[Task description]
Can you find the lines of the listing that include "this" and copy every one?

[Material provided]
=-=-=-=-=

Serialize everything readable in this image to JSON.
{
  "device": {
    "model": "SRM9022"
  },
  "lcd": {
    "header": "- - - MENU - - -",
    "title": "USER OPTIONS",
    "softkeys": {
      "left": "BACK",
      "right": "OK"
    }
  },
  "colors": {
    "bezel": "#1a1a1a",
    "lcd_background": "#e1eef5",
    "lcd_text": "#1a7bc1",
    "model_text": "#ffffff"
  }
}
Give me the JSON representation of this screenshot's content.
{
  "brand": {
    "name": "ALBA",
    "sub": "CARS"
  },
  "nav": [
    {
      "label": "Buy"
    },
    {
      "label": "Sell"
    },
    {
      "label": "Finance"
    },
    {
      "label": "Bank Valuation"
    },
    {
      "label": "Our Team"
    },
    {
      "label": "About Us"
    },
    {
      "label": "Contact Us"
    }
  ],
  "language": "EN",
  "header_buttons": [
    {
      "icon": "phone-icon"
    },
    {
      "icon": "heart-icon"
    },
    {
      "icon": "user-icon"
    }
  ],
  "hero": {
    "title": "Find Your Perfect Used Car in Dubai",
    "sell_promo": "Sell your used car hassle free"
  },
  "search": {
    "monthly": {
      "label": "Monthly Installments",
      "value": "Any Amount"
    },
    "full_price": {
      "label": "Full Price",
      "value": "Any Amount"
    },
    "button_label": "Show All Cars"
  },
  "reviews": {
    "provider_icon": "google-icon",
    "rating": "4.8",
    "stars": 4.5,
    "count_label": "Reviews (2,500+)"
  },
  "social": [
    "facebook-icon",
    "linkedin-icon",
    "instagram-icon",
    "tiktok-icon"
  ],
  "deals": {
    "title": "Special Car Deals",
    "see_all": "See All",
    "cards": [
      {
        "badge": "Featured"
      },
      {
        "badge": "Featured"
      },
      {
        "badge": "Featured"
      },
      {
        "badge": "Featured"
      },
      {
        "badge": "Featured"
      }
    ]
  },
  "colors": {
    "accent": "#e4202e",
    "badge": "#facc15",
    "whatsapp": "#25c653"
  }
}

=-=-=-=-=

[Response to the task]
Serialize everything readable in this image to JSON.
Give me the JSON representation of this screenshot's content.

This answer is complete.